▶ [Task goal] Go through the entries below and pick out every line with "text".

▶ [Rows]

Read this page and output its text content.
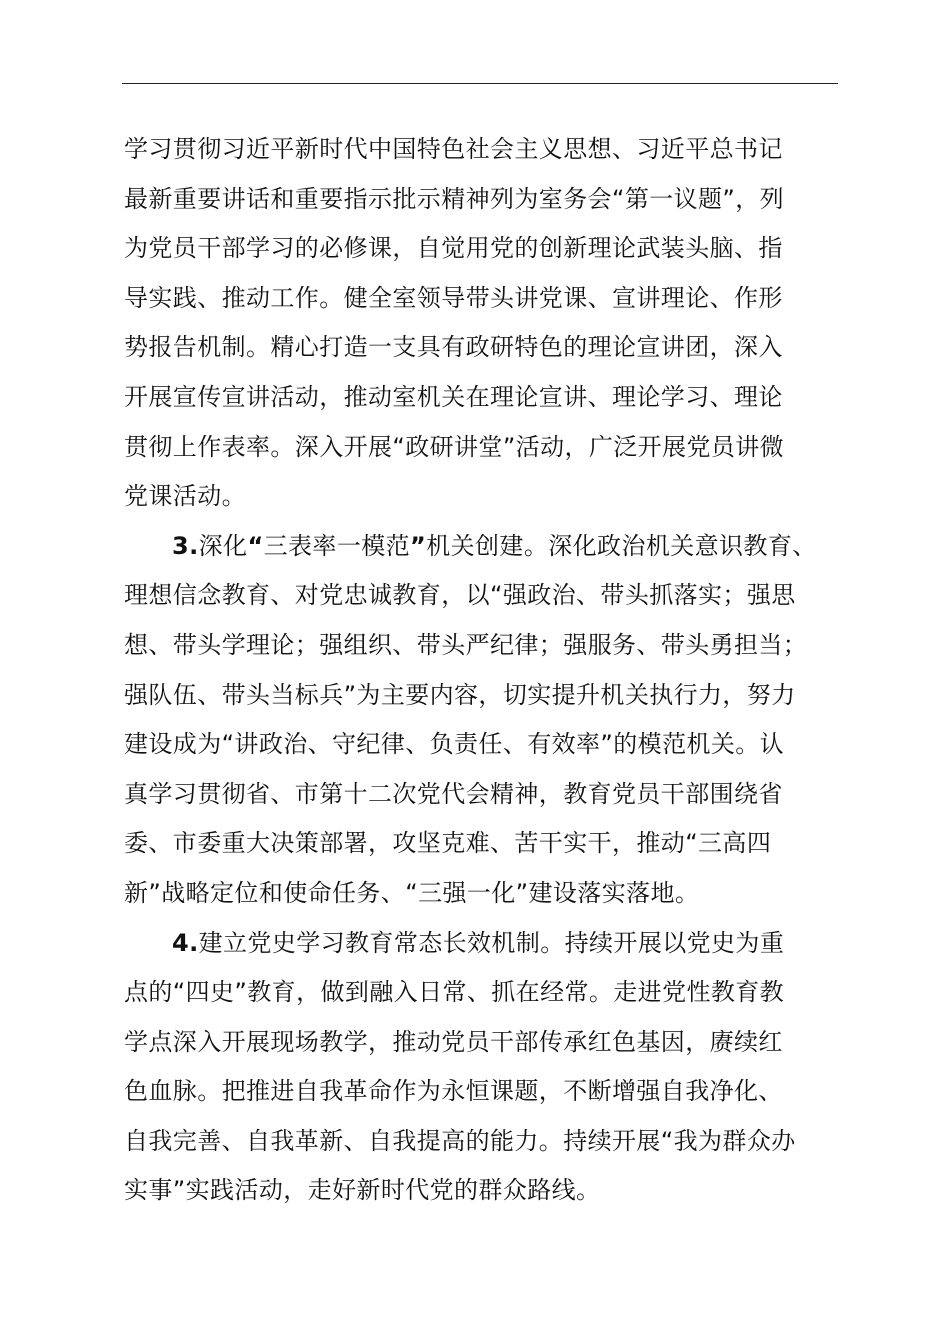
学习贯彻习近平新时代中国特色社会主义思想、习近平总书记
最新重要讲话和重要指示批示精神列为室务会“第一议题”，列
为党员干部学习的必修课，自觉用党的创新理论武装头脑、指
导实践、推动工作。健全室领导带头讲党课、宣讲理论、作形
势报告机制。精心打造一支具有政研特色的理论宣讲团，深入
开展宣传宣讲活动，推动室机关在理论宣讲、理论学习、理论
贯彻上作表率。深入开展“政研讲堂”活动，广泛开展党员讲微
党课活动。
3.深化“三表率一模范”机关创建。深化政治机关意识教育、
理想信念教育、对党忠诚教育，以“强政治、带头抓落实；强思
想、带头学理论；强组织、带头严纪律；强服务、带头勇担当；
强队伍、带头当标兵”为主要内容，切实提升机关执行力，努力
建设成为“讲政治、守纪律、负责任、有效率”的模范机关。认
真学习贯彻省、市第十二次党代会精神，教育党员干部围绕省
委、市委重大决策部署，攻坚克难、苦干实干，推动“三高四
新”战略定位和使命任务、“三强一化”建设落实落地。
4.建立党史学习教育常态长效机制。持续开展以党史为重
点的“四史”教育，做到融入日常、抓在经常。走进党性教育教
学点深入开展现场教学，推动党员干部传承红色基因，赓续红
色血脉。把推进自我革命作为永恒课题，不断增强自我净化、
自我完善、自我革新、自我提高的能力。持续开展“我为群众办
实事”实践活动，走好新时代党的群众路线。
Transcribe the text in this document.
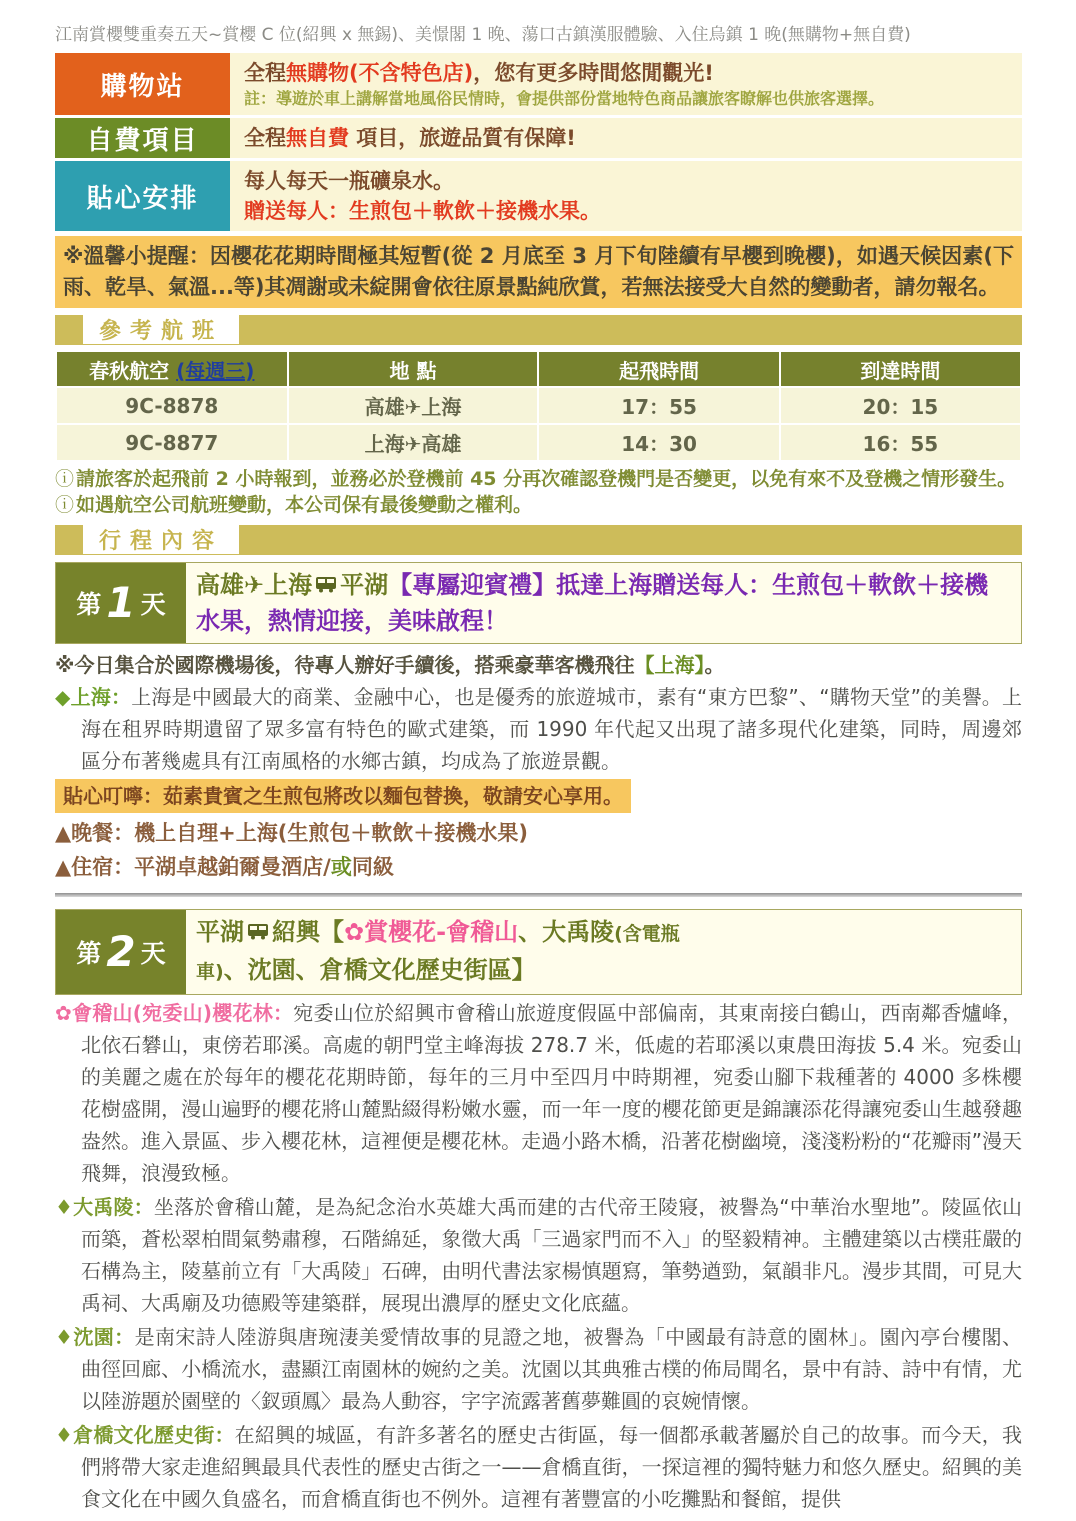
江南賞櫻雙重奏五天~賞櫻 C 位(紹興 x 無錫)、美憬閣 1 晚、蕩口古鎮漢服體驗、入住烏鎮 1 晚(無購物+無自費)
購物站	全程無購物(不含特色店)，您有更多時間悠閒觀光!
註：導遊於車上講解當地風俗民情時，會提供部份當地特色商品讓旅客瞭解也供旅客選擇。
自費項目	全程無自費 項目，旅遊品質有保障!
貼心安排
每人每天一瓶礦泉水。
贈送每人：生煎包＋軟飲＋接機水果。
※溫馨小提醒：因櫻花花期時間極其短暫(從 2 月底至 3 月下旬陸續有早櫻到晚櫻)，如遇天候因素(下雨、乾旱、氣溫...等)其凋謝或未綻開會依往原景點純欣賞，若無法接受大自然的變動者，請勿報名。
參考航班
春秋航空 (每週三)	地 點	起飛時間	到達時間
9C-8878	高雄✈上海	17：55	20：15
9C-8877	上海✈高雄	14：30	16：55
ⓘ 請旅客於起飛前 2 小時報到，並務必於登機前 45 分再次確認登機門是否變更，以免有來不及登機之情形發生。
ⓘ 如遇航空公司航班變動，本公司保有最後變動之權利。
行程內容
第 1 天
高雄✈上海 平湖【專屬迎賓禮】抵達上海贈送每人：生煎包＋軟飲＋接機水果，熱情迎接，美味啟程！
※今日集合於國際機場後，待專人辦好手續後，搭乘豪華客機飛往【上海】。
◆上海：上海是中國最大的商業、金融中心，也是優秀的旅遊城市，素有“東方巴黎”、“購物天堂”的美譽。上海在租界時期遺留了眾多富有特色的歐式建築，而 1990 年代起又出現了諸多現代化建築，同時，周邊郊區分布著幾處具有江南風格的水鄉古鎮，均成為了旅遊景觀。
貼心叮嚀：茹素貴賓之生煎包將改以麵包替換，敬請安心享用。
▲晚餐：機上自理+上海(生煎包＋軟飲＋接機水果)
▲住宿：平湖卓越鉑爾曼酒店/或同級
第 2 天
平湖 紹興【✿賞櫻花-會稽山、大禹陵(含電瓶車)、沈園、倉橋文化歷史街區】
✿會稽山(宛委山)櫻花林：宛委山位於紹興市會稽山旅遊度假區中部偏南，其東南接白鶴山，西南鄰香爐峰，北依石礬山，東傍若耶溪。高處的朝門堂主峰海拔 278.7 米，低處的若耶溪以東農田海拔 5.4 米。宛委山的美麗之處在於每年的櫻花花期時節，每年的三月中至四月中時期裡，宛委山腳下栽種著的 4000 多株櫻花樹盛開，漫山遍野的櫻花將山麓點綴得粉嫩水靈，而一年一度的櫻花節更是錦讓添花得讓宛委山生越發趣盎然。進入景區、步入櫻花林，這裡便是櫻花林。走過小路木橋，沿著花樹幽境，淺淺粉粉的“花瓣雨”漫天飛舞，浪漫致極。
♦大禹陵：坐落於會稽山麓，是為紀念治水英雄大禹而建的古代帝王陵寢，被譽為“中華治水聖地”。陵區依山而築，蒼松翠柏間氣勢肅穆，石階綿延，象徵大禹「三過家門而不入」的堅毅精神。主體建築以古樸莊嚴的石構為主，陵墓前立有「大禹陵」石碑，由明代書法家楊慎題寫，筆勢遒勁，氣韻非凡。漫步其間，可見大禹祠、大禹廟及功德殿等建築群，展現出濃厚的歷史文化底蘊。
♦沈園：是南宋詩人陸游與唐琬淒美愛情故事的見證之地，被譽為「中國最有詩意的園林」。園內亭台樓閣、曲徑回廊、小橋流水，盡顯江南園林的婉約之美。沈園以其典雅古樸的佈局聞名，景中有詩、詩中有情，尤以陸游題於園壁的〈釵頭鳳〉最為人動容，字字流露著舊夢難圓的哀婉情懷。
♦倉橋文化歷史街：在紹興的城區，有許多著名的歷史古街區，每一個都承載著屬於自己的故事。而今天，我們將帶大家走進紹興最具代表性的歷史古街之一——倉橋直街，一探這裡的獨特魅力和悠久歷史。紹興的美食文化在中國久負盛名，而倉橋直街也不例外。這裡有著豐富的小吃攤點和餐館，提供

▶ [Answer to this task]
Read this page and output its text content.
Transcribe the text in this document.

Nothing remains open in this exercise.